Start PROVIDED ENTRIES
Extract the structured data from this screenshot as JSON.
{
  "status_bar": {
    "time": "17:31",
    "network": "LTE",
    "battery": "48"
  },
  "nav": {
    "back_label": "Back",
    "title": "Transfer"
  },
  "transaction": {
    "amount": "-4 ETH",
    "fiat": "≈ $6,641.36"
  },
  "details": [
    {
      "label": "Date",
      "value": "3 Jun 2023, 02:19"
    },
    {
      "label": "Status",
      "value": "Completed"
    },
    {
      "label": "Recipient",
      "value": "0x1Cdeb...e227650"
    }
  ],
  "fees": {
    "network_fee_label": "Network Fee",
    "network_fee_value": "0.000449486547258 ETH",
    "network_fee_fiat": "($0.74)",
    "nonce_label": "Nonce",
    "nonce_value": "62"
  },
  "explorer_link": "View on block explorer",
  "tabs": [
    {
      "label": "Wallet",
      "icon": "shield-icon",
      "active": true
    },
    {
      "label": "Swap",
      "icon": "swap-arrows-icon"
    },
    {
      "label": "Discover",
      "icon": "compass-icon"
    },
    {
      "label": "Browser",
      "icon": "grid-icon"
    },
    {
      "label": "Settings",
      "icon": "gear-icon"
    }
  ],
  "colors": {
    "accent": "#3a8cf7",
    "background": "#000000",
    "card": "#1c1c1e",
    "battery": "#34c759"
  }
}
End PROVIDED ENTRIES
> **EXERCISE TASK**
Copy out the whole listing, exactly as written.

> **REPLY TO THE TASK**
Extract the structured data from this screenshot as JSON.
{
  "status_bar": {
    "time": "17:31",
    "network": "LTE",
    "battery": "48"
  },
  "nav": {
    "back_label": "Back",
    "title": "Transfer"
  },
  "transaction": {
    "amount": "-4 ETH",
    "fiat": "≈ $6,641.36"
  },
  "details": [
    {
      "label": "Date",
      "value": "3 Jun 2023, 02:19"
    },
    {
      "label": "Status",
      "value": "Completed"
    },
    {
      "label": "Recipient",
      "value": "0x1Cdeb...e227650"
    }
  ],
  "fees": {
    "network_fee_label": "Network Fee",
    "network_fee_value": "0.000449486547258 ETH",
    "network_fee_fiat": "($0.74)",
    "nonce_label": "Nonce",
    "nonce_value": "62"
  },
  "explorer_link": "View on block explorer",
  "tabs": [
    {
      "label": "Wallet",
      "icon": "shield-icon",
      "active": true
    },
    {
      "label": "Swap",
      "icon": "swap-arrows-icon"
    },
    {
      "label": "Discover",
      "icon": "compass-icon"
    },
    {
      "label": "Browser",
      "icon": "grid-icon"
    },
    {
      "label": "Settings",
      "icon": "gear-icon"
    }
  ],
  "colors": {
    "accent": "#3a8cf7",
    "background": "#000000",
    "card": "#1c1c1e",
    "battery": "#34c759"
  }
}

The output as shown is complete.